### CHALLENGE
Set down the material below in full, matching it exactly.
— Start of LISTED ENTRIES —
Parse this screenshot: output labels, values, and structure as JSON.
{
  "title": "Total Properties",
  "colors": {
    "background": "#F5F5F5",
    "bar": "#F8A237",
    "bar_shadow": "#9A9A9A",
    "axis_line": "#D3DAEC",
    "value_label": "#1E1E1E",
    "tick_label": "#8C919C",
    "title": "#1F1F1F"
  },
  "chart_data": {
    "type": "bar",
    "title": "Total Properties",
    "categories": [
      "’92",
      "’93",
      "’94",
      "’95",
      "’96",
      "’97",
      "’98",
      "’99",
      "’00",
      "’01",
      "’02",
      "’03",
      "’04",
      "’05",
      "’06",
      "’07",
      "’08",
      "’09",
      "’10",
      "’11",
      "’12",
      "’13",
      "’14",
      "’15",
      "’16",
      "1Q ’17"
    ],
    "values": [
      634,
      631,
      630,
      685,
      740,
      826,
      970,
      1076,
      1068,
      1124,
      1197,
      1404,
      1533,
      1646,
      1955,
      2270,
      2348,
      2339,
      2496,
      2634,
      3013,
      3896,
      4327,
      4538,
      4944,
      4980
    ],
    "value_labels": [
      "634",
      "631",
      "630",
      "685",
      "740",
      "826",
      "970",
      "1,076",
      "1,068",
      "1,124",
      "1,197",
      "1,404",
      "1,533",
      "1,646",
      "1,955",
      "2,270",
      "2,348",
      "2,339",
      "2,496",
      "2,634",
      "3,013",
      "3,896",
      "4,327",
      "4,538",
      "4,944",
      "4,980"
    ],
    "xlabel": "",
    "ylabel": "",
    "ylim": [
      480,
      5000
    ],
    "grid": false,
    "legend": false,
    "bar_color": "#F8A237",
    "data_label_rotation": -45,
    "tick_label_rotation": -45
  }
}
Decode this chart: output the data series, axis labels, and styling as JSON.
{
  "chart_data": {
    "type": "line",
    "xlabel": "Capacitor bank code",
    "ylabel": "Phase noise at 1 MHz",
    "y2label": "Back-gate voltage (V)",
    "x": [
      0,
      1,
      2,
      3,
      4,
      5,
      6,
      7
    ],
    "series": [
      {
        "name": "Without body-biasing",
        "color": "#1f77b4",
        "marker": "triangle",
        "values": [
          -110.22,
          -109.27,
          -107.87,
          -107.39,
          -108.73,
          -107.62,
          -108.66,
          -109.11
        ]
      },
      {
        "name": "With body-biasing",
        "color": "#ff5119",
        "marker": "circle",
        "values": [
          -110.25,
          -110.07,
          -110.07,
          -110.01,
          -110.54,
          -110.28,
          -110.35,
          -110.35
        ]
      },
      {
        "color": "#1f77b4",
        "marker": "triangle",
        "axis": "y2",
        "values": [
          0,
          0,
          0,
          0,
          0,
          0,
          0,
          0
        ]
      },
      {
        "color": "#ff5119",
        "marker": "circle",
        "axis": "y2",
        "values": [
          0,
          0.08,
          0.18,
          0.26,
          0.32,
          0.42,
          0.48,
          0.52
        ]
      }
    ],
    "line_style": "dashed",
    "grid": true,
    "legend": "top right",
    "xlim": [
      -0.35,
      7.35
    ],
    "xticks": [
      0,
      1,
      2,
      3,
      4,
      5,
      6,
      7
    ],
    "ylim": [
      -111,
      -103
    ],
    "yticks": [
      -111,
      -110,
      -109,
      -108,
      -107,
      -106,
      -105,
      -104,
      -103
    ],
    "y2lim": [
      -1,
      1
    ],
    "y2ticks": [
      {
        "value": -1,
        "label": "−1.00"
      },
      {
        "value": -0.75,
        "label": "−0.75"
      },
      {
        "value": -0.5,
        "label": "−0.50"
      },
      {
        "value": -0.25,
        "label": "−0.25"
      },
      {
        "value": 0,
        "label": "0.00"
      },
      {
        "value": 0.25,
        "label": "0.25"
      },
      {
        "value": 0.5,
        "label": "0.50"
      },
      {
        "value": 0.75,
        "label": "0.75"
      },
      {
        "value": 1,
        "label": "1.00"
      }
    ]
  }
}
— End of LISTED ENTRIES —
### RESULT OF THIS TASK
Parse this screenshot: output labels, values, and structure as JSON.
{
  "title": "Total Properties",
  "colors": {
    "background": "#F5F5F5",
    "bar": "#F8A237",
    "bar_shadow": "#9A9A9A",
    "axis_line": "#D3DAEC",
    "value_label": "#1E1E1E",
    "tick_label": "#8C919C",
    "title": "#1F1F1F"
  },
  "chart_data": {
    "type": "bar",
    "title": "Total Properties",
    "categories": [
      "’92",
      "’93",
      "’94",
      "’95",
      "’96",
      "’97",
      "’98",
      "’99",
      "’00",
      "’01",
      "’02",
      "’03",
      "’04",
      "’05",
      "’06",
      "’07",
      "’08",
      "’09",
      "’10",
      "’11",
      "’12",
      "’13",
      "’14",
      "’15",
      "’16",
      "1Q ’17"
    ],
    "values": [
      634,
      631,
      630,
      685,
      740,
      826,
      970,
      1076,
      1068,
      1124,
      1197,
      1404,
      1533,
      1646,
      1955,
      2270,
      2348,
      2339,
      2496,
      2634,
      3013,
      3896,
      4327,
      4538,
      4944,
      4980
    ],
    "value_labels": [
      "634",
      "631",
      "630",
      "685",
      "740",
      "826",
      "970",
      "1,076",
      "1,068",
      "1,124",
      "1,197",
      "1,404",
      "1,533",
      "1,646",
      "1,955",
      "2,270",
      "2,348",
      "2,339",
      "2,496",
      "2,634",
      "3,013",
      "3,896",
      "4,327",
      "4,538",
      "4,944",
      "4,980"
    ],
    "xlabel": "",
    "ylabel": "",
    "ylim": [
      480,
      5000
    ],
    "grid": false,
    "legend": false,
    "bar_color": "#F8A237",
    "data_label_rotation": -45,
    "tick_label_rotation": -45
  }
}
Decode this chart: output the data series, axis labels, and styling as JSON.
{
  "chart_data": {
    "type": "line",
    "xlabel": "Capacitor bank code",
    "ylabel": "Phase noise at 1 MHz",
    "y2label": "Back-gate voltage (V)",
    "x": [
      0,
      1,
      2,
      3,
      4,
      5,
      6,
      7
    ],
    "series": [
      {
        "name": "Without body-biasing",
        "color": "#1f77b4",
        "marker": "triangle",
        "values": [
          -110.22,
          -109.27,
          -107.87,
          -107.39,
          -108.73,
          -107.62,
          -108.66,
          -109.11
        ]
      },
      {
        "name": "With body-biasing",
        "color": "#ff5119",
        "marker": "circle",
        "values": [
          -110.25,
          -110.07,
          -110.07,
          -110.01,
          -110.54,
          -110.28,
          -110.35,
          -110.35
        ]
      },
      {
        "color": "#1f77b4",
        "marker": "triangle",
        "axis": "y2",
        "values": [
          0,
          0,
          0,
          0,
          0,
          0,
          0,
          0
        ]
      },
      {
        "color": "#ff5119",
        "marker": "circle",
        "axis": "y2",
        "values": [
          0,
          0.08,
          0.18,
          0.26,
          0.32,
          0.42,
          0.48,
          0.52
        ]
      }
    ],
    "line_style": "dashed",
    "grid": true,
    "legend": "top right",
    "xlim": [
      -0.35,
      7.35
    ],
    "xticks": [
      0,
      1,
      2,
      3,
      4,
      5,
      6,
      7
    ],
    "ylim": [
      -111,
      -103
    ],
    "yticks": [
      -111,
      -110,
      -109,
      -108,
      -107,
      -106,
      -105,
      -104,
      -103
    ],
    "y2lim": [
      -1,
      1
    ],
    "y2ticks": [
      {
        "value": -1,
        "label": "−1.00"
      },
      {
        "value": -0.75,
        "label": "−0.75"
      },
      {
        "value": -0.5,
        "label": "−0.50"
      },
      {
        "value": -0.25,
        "label": "−0.25"
      },
      {
        "value": 0,
        "label": "0.00"
      },
      {
        "value": 0.25,
        "label": "0.25"
      },
      {
        "value": 0.5,
        "label": "0.50"
      },
      {
        "value": 0.75,
        "label": "0.75"
      },
      {
        "value": 1,
        "label": "1.00"
      }
    ]
  }
}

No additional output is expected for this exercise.